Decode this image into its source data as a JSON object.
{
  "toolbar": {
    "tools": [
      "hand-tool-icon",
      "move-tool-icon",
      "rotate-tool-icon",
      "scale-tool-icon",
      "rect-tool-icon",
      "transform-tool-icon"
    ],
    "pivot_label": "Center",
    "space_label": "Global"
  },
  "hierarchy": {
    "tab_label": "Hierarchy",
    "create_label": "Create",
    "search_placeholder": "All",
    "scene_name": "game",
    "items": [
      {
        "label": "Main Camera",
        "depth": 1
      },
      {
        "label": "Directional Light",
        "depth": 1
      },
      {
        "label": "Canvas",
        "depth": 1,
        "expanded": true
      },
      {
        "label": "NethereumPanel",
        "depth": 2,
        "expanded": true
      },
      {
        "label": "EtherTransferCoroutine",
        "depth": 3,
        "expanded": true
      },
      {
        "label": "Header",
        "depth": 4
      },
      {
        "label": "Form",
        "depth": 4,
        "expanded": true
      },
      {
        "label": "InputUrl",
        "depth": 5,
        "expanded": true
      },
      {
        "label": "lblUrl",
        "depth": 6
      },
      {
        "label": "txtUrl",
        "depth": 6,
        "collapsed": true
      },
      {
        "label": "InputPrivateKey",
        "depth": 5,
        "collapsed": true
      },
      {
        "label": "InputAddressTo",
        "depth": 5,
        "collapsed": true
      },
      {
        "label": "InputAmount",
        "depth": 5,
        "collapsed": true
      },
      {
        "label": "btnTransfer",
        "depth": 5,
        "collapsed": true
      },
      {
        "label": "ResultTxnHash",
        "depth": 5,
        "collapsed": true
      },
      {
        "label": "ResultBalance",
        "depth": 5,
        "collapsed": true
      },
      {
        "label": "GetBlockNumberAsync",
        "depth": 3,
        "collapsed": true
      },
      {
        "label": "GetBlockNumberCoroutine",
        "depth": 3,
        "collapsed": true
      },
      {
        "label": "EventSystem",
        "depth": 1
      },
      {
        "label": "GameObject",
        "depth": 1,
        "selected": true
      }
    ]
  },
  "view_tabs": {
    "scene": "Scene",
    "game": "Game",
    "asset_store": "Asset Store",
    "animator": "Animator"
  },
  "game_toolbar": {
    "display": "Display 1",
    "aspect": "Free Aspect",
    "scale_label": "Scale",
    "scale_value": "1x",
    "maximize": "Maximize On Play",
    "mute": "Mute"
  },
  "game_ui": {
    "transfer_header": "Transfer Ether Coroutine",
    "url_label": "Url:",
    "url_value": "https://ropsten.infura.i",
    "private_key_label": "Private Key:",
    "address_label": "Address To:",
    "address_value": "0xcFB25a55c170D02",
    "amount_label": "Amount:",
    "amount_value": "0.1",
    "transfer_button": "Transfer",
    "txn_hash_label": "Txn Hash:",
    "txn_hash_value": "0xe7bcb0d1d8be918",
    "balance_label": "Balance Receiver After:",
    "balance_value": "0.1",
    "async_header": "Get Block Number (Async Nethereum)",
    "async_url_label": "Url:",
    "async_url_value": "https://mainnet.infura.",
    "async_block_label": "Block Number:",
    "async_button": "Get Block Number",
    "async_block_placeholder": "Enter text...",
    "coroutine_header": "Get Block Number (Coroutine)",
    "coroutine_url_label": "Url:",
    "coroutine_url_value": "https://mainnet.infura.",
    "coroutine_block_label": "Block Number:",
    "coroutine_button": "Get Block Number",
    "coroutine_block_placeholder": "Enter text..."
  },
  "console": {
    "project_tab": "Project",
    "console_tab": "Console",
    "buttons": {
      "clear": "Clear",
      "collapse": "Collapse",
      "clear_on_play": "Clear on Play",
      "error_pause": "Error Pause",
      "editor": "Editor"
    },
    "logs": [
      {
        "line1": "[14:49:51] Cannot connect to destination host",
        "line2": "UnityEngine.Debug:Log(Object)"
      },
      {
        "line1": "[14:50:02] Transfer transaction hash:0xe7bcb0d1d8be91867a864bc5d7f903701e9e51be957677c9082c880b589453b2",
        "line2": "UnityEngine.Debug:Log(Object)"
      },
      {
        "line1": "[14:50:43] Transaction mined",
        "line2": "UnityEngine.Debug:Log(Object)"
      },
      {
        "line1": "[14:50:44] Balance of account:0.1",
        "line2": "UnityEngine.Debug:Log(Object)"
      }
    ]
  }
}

---------------

| Job |
Faithfully reproduce all of the records, character for character.

| Written response |
Decode this image into its source data as a JSON object.
{
  "toolbar": {
    "tools": [
      "hand-tool-icon",
      "move-tool-icon",
      "rotate-tool-icon",
      "scale-tool-icon",
      "rect-tool-icon",
      "transform-tool-icon"
    ],
    "pivot_label": "Center",
    "space_label": "Global"
  },
  "hierarchy": {
    "tab_label": "Hierarchy",
    "create_label": "Create",
    "search_placeholder": "All",
    "scene_name": "game",
    "items": [
      {
        "label": "Main Camera",
        "depth": 1
      },
      {
        "label": "Directional Light",
        "depth": 1
      },
      {
        "label": "Canvas",
        "depth": 1,
        "expanded": true
      },
      {
        "label": "NethereumPanel",
        "depth": 2,
        "expanded": true
      },
      {
        "label": "EtherTransferCoroutine",
        "depth": 3,
        "expanded": true
      },
      {
        "label": "Header",
        "depth": 4
      },
      {
        "label": "Form",
        "depth": 4,
        "expanded": true
      },
      {
        "label": "InputUrl",
        "depth": 5,
        "expanded": true
      },
      {
        "label": "lblUrl",
        "depth": 6
      },
      {
        "label": "txtUrl",
        "depth": 6,
        "collapsed": true
      },
      {
        "label": "InputPrivateKey",
        "depth": 5,
        "collapsed": true
      },
      {
        "label": "InputAddressTo",
        "depth": 5,
        "collapsed": true
      },
      {
        "label": "InputAmount",
        "depth": 5,
        "collapsed": true
      },
      {
        "label": "btnTransfer",
        "depth": 5,
        "collapsed": true
      },
      {
        "label": "ResultTxnHash",
        "depth": 5,
        "collapsed": true
      },
      {
        "label": "ResultBalance",
        "depth": 5,
        "collapsed": true
      },
      {
        "label": "GetBlockNumberAsync",
        "depth": 3,
        "collapsed": true
      },
      {
        "label": "GetBlockNumberCoroutine",
        "depth": 3,
        "collapsed": true
      },
      {
        "label": "EventSystem",
        "depth": 1
      },
      {
        "label": "GameObject",
        "depth": 1,
        "selected": true
      }
    ]
  },
  "view_tabs": {
    "scene": "Scene",
    "game": "Game",
    "asset_store": "Asset Store",
    "animator": "Animator"
  },
  "game_toolbar": {
    "display": "Display 1",
    "aspect": "Free Aspect",
    "scale_label": "Scale",
    "scale_value": "1x",
    "maximize": "Maximize On Play",
    "mute": "Mute"
  },
  "game_ui": {
    "transfer_header": "Transfer Ether Coroutine",
    "url_label": "Url:",
    "url_value": "https://ropsten.infura.i",
    "private_key_label": "Private Key:",
    "address_label": "Address To:",
    "address_value": "0xcFB25a55c170D02",
    "amount_label": "Amount:",
    "amount_value": "0.1",
    "transfer_button": "Transfer",
    "txn_hash_label": "Txn Hash:",
    "txn_hash_value": "0xe7bcb0d1d8be918",
    "balance_label": "Balance Receiver After:",
    "balance_value": "0.1",
    "async_header": "Get Block Number (Async Nethereum)",
    "async_url_label": "Url:",
    "async_url_value": "https://mainnet.infura.",
    "async_block_label": "Block Number:",
    "async_button": "Get Block Number",
    "async_block_placeholder": "Enter text...",
    "coroutine_header": "Get Block Number (Coroutine)",
    "coroutine_url_label": "Url:",
    "coroutine_url_value": "https://mainnet.infura.",
    "coroutine_block_label": "Block Number:",
    "coroutine_button": "Get Block Number",
    "coroutine_block_placeholder": "Enter text..."
  },
  "console": {
    "project_tab": "Project",
    "console_tab": "Console",
    "buttons": {
      "clear": "Clear",
      "collapse": "Collapse",
      "clear_on_play": "Clear on Play",
      "error_pause": "Error Pause",
      "editor": "Editor"
    },
    "logs": [
      {
        "line1": "[14:49:51] Cannot connect to destination host",
        "line2": "UnityEngine.Debug:Log(Object)"
      },
      {
        "line1": "[14:50:02] Transfer transaction hash:0xe7bcb0d1d8be91867a864bc5d7f903701e9e51be957677c9082c880b589453b2",
        "line2": "UnityEngine.Debug:Log(Object)"
      },
      {
        "line1": "[14:50:43] Transaction mined",
        "line2": "UnityEngine.Debug:Log(Object)"
      },
      {
        "line1": "[14:50:44] Balance of account:0.1",
        "line2": "UnityEngine.Debug:Log(Object)"
      }
    ]
  }
}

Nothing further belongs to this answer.